── Items ──

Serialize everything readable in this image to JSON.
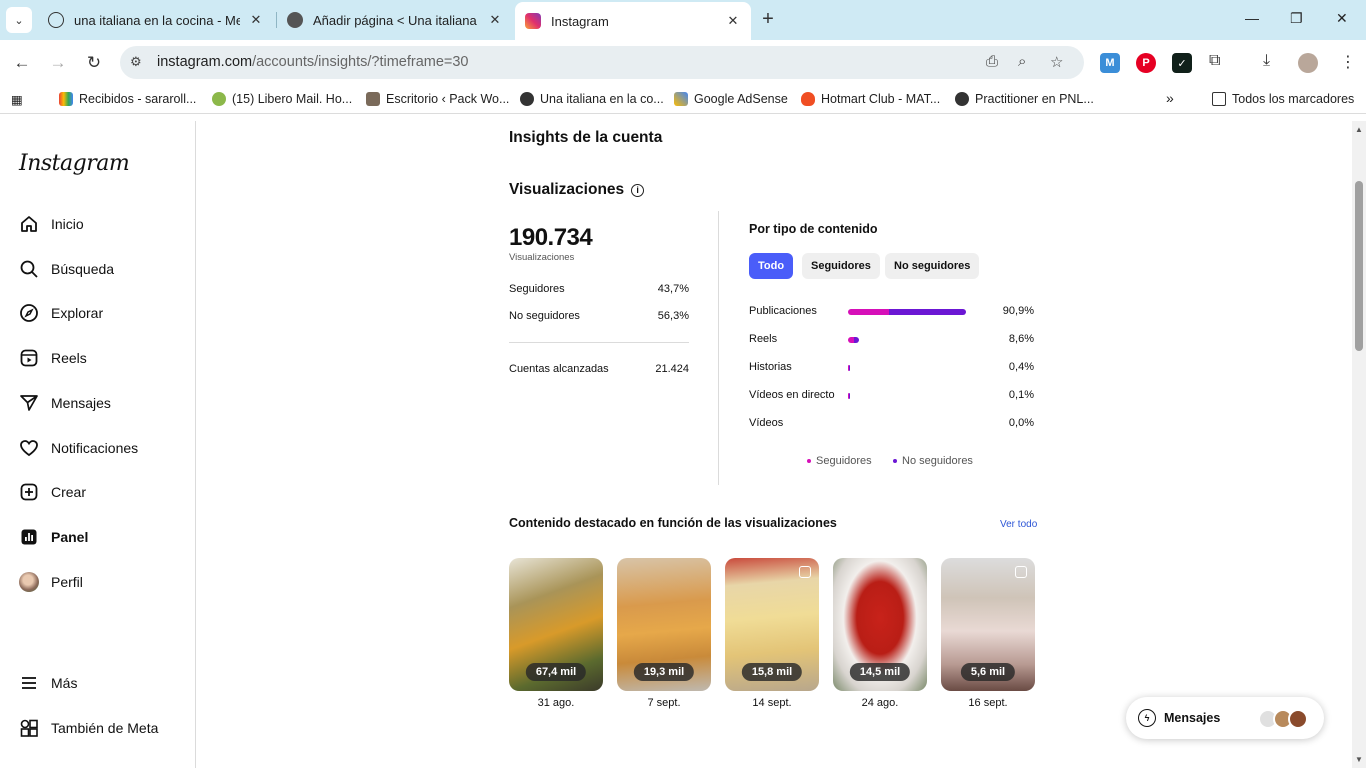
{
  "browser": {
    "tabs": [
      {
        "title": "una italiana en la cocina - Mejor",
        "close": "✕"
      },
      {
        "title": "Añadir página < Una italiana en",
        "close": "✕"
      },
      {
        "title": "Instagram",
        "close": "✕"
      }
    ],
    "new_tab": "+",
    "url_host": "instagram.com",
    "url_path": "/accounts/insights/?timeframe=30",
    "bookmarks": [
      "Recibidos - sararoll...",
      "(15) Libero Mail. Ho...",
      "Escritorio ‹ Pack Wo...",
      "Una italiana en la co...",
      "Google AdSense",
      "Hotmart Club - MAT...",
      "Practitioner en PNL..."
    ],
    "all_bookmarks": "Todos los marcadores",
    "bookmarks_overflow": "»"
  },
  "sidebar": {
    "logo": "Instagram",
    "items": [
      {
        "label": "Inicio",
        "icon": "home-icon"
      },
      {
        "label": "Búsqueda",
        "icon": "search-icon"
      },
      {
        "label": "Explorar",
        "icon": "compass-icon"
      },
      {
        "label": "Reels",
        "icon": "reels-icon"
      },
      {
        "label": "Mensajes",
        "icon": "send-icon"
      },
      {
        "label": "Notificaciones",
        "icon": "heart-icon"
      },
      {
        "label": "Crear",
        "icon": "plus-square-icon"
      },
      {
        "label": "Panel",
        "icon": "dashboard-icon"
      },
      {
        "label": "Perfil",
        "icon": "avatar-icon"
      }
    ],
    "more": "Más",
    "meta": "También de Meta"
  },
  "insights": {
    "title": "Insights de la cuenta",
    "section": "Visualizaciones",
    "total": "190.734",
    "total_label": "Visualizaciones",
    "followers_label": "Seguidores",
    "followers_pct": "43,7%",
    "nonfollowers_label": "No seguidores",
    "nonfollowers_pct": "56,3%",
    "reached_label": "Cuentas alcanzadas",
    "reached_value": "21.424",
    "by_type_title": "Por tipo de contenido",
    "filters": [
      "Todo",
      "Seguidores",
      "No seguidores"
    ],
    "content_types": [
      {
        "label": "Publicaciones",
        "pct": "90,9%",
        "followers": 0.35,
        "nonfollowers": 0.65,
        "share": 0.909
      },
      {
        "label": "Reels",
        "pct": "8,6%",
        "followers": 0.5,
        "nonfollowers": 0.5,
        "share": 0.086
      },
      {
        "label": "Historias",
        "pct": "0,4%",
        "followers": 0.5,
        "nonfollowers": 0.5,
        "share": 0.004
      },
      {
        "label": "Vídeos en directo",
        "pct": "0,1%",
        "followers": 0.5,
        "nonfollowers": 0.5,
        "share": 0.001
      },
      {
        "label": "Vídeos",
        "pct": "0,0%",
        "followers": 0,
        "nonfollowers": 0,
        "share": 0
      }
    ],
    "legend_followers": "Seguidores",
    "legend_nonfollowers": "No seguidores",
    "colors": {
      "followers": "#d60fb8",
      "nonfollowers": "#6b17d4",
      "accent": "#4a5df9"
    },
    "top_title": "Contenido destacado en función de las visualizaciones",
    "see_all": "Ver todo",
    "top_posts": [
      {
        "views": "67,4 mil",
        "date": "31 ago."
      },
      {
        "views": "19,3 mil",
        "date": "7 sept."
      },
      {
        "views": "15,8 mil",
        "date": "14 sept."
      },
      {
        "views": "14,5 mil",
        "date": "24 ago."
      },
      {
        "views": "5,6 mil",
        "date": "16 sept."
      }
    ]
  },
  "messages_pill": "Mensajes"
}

───
── Items ──

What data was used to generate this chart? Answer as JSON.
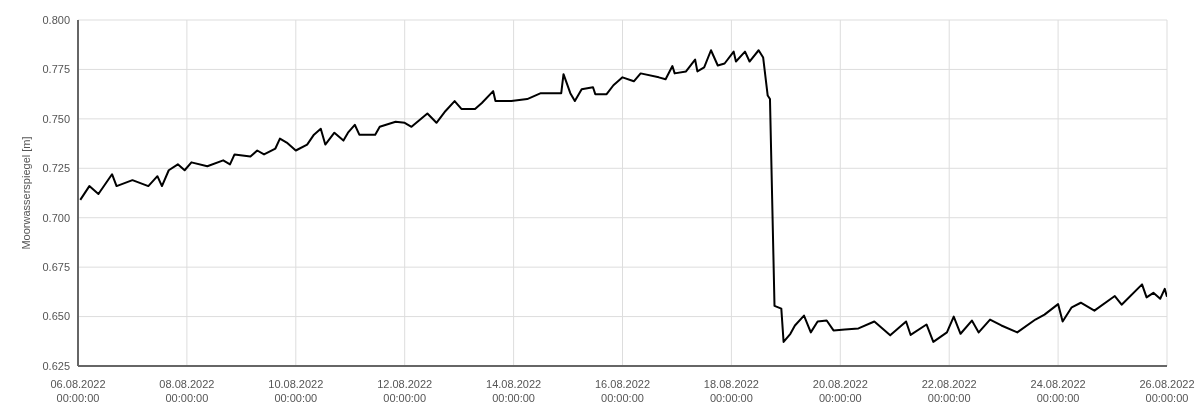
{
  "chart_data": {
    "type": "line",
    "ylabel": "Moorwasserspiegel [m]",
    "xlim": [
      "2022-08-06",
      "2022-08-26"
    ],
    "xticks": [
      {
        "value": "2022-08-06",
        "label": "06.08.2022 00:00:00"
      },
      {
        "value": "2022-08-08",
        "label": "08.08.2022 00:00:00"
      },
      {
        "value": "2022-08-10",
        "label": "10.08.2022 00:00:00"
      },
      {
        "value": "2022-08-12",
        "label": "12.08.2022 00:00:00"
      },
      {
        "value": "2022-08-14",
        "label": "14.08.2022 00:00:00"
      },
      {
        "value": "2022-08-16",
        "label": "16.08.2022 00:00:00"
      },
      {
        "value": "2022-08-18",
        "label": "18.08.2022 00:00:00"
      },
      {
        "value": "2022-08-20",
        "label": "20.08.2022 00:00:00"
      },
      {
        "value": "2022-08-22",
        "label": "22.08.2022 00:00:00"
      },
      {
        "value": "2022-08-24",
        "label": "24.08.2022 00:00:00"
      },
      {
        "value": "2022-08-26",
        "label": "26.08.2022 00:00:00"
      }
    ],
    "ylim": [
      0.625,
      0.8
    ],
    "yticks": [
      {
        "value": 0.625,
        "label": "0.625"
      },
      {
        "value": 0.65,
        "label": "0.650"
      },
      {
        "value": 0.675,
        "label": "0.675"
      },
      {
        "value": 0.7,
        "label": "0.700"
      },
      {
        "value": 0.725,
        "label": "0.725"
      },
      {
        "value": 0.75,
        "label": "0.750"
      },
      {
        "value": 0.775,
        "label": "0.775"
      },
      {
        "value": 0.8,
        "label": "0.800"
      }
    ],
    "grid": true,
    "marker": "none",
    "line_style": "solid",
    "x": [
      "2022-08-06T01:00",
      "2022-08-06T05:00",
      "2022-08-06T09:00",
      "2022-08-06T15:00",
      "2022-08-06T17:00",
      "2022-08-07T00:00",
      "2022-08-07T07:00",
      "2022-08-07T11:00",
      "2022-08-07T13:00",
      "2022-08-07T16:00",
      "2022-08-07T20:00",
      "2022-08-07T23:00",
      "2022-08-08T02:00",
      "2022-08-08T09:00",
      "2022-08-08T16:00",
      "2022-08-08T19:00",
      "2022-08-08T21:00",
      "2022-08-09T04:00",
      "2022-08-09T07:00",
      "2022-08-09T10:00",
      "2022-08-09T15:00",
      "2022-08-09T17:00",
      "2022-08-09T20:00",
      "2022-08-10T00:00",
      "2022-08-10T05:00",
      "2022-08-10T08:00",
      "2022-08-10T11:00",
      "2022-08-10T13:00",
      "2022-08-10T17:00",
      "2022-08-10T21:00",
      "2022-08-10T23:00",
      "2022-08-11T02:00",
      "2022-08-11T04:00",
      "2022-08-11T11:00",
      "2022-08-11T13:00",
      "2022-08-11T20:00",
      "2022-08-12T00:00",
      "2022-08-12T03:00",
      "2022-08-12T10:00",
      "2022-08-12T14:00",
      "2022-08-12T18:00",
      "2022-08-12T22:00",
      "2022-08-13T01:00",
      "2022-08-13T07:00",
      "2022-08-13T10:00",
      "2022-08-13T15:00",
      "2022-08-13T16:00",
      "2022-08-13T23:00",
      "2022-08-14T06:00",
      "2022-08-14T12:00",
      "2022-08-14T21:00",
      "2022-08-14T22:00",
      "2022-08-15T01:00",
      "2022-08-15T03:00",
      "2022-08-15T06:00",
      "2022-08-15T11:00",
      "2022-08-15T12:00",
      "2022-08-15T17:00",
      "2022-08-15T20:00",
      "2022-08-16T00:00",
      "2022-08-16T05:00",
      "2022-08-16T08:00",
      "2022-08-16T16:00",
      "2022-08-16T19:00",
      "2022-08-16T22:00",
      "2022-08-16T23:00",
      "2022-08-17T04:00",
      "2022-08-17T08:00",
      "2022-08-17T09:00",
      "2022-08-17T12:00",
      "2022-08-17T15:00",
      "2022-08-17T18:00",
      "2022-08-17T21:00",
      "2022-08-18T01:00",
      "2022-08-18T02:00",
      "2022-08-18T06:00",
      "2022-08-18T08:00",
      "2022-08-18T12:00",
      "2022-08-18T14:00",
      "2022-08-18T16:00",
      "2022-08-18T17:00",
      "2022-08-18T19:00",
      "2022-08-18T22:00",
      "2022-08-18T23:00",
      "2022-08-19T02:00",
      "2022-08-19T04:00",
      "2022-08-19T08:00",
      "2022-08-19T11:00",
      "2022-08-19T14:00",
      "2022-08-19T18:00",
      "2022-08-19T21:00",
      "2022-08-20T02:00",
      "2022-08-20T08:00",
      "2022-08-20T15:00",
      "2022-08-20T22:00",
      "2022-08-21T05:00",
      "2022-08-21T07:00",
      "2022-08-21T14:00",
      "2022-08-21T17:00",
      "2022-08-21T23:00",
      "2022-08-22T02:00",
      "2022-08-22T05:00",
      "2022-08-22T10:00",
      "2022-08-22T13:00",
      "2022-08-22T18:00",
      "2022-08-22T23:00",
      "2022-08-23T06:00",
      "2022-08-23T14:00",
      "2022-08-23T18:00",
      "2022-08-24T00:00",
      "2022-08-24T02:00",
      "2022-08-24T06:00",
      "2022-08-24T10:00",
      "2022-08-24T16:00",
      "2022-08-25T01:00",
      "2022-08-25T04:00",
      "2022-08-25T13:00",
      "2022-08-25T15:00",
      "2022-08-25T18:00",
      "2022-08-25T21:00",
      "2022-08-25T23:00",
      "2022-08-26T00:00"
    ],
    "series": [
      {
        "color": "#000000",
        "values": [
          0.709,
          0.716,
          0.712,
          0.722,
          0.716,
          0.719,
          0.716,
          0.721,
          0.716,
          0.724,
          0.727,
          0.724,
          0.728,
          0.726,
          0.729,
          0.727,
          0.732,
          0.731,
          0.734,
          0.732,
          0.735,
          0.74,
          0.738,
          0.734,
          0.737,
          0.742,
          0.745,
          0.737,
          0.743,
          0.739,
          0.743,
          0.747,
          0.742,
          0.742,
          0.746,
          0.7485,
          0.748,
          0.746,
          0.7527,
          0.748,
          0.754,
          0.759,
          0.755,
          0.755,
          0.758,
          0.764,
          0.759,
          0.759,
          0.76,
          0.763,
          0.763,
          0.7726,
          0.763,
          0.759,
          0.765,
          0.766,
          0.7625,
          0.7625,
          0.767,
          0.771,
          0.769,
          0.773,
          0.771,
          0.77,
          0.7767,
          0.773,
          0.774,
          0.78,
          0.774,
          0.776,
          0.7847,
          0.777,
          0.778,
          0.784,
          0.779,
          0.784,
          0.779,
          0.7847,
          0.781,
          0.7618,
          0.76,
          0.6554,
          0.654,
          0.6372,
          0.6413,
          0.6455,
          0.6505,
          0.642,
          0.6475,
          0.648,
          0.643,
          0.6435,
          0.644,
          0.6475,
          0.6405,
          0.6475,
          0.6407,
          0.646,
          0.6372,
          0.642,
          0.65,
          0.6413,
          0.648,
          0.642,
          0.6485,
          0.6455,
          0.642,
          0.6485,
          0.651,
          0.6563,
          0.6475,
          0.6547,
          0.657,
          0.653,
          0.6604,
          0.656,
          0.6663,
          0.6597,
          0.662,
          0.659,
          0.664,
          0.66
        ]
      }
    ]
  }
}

───

_Task instructions_
Only the count is wanted: report how many lines of the material above hold the word "date".

_Final result_
5